Begin
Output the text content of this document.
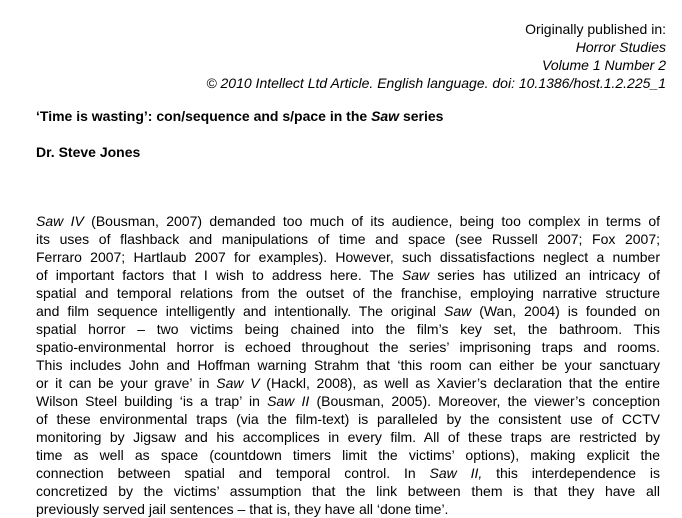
Originally published in:
Horror Studies
Volume 1 Number 2
© 2010 Intellect Ltd Article. English language. doi: 10.1386/host.1.2.225_1
‘Time is wasting’: con/sequence and s/pace in the Saw series
Dr. Steve Jones
Saw IV (Bousman, 2007) demanded too much of its audience, being too complex in terms of
its uses of flashback and manipulations of time and space (see Russell 2007; Fox 2007;
Ferraro 2007; Hartlaub 2007 for examples). However, such dissatisfactions neglect a number
of important factors that I wish to address here. The Saw series has utilized an intricacy of
spatial and temporal relations from the outset of the franchise, employing narrative structure
and film sequence intelligently and intentionally. The original Saw (Wan, 2004) is founded on
spatial horror – two victims being chained into the film’s key set, the bathroom. This
spatio-environmental horror is echoed throughout the series’ imprisoning traps and rooms.
This includes John and Hoffman warning Strahm that ‘this room can either be your sanctuary
or it can be your grave’ in Saw V (Hackl, 2008), as well as Xavier’s declaration that the entire
Wilson Steel building ‘is a trap’ in Saw II (Bousman, 2005). Moreover, the viewer’s conception
of these environmental traps (via the film-text) is paralleled by the consistent use of CCTV
monitoring by Jigsaw and his accomplices in every film. All of these traps are restricted by
time as well as space (countdown timers limit the victims’ options), making explicit the
connection between spatial and temporal control. In Saw II, this interdependence is
concretized by the victims’ assumption that the link between them is that they have all
previously served jail sentences – that is, they have all ‘done time’.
End
**Goal**
Write out the records above once more, word for word, with no pictures.

**Result of the exercise**
Output the text content of this document.
Originally published in:
Horror Studies
Volume 1 Number 2
© 2010 Intellect Ltd Article. English language. doi: 10.1386/host.1.2.225_1
‘Time is wasting’: con/sequence and s/pace in the Saw series
Dr. Steve Jones
Saw IV (Bousman, 2007) demanded too much of its audience, being too complex in terms of
its uses of flashback and manipulations of time and space (see Russell 2007; Fox 2007;
Ferraro 2007; Hartlaub 2007 for examples). However, such dissatisfactions neglect a number
of important factors that I wish to address here. The Saw series has utilized an intricacy of
spatial and temporal relations from the outset of the franchise, employing narrative structure
and film sequence intelligently and intentionally. The original Saw (Wan, 2004) is founded on
spatial horror – two victims being chained into the film’s key set, the bathroom. This
spatio-environmental horror is echoed throughout the series’ imprisoning traps and rooms.
This includes John and Hoffman warning Strahm that ‘this room can either be your sanctuary
or it can be your grave’ in Saw V (Hackl, 2008), as well as Xavier’s declaration that the entire
Wilson Steel building ‘is a trap’ in Saw II (Bousman, 2005). Moreover, the viewer’s conception
of these environmental traps (via the film-text) is paralleled by the consistent use of CCTV
monitoring by Jigsaw and his accomplices in every film. All of these traps are restricted by
time as well as space (countdown timers limit the victims’ options), making explicit the
connection between spatial and temporal control. In Saw II, this interdependence is
concretized by the victims’ assumption that the link between them is that they have all
previously served jail sentences – that is, they have all ‘done time’.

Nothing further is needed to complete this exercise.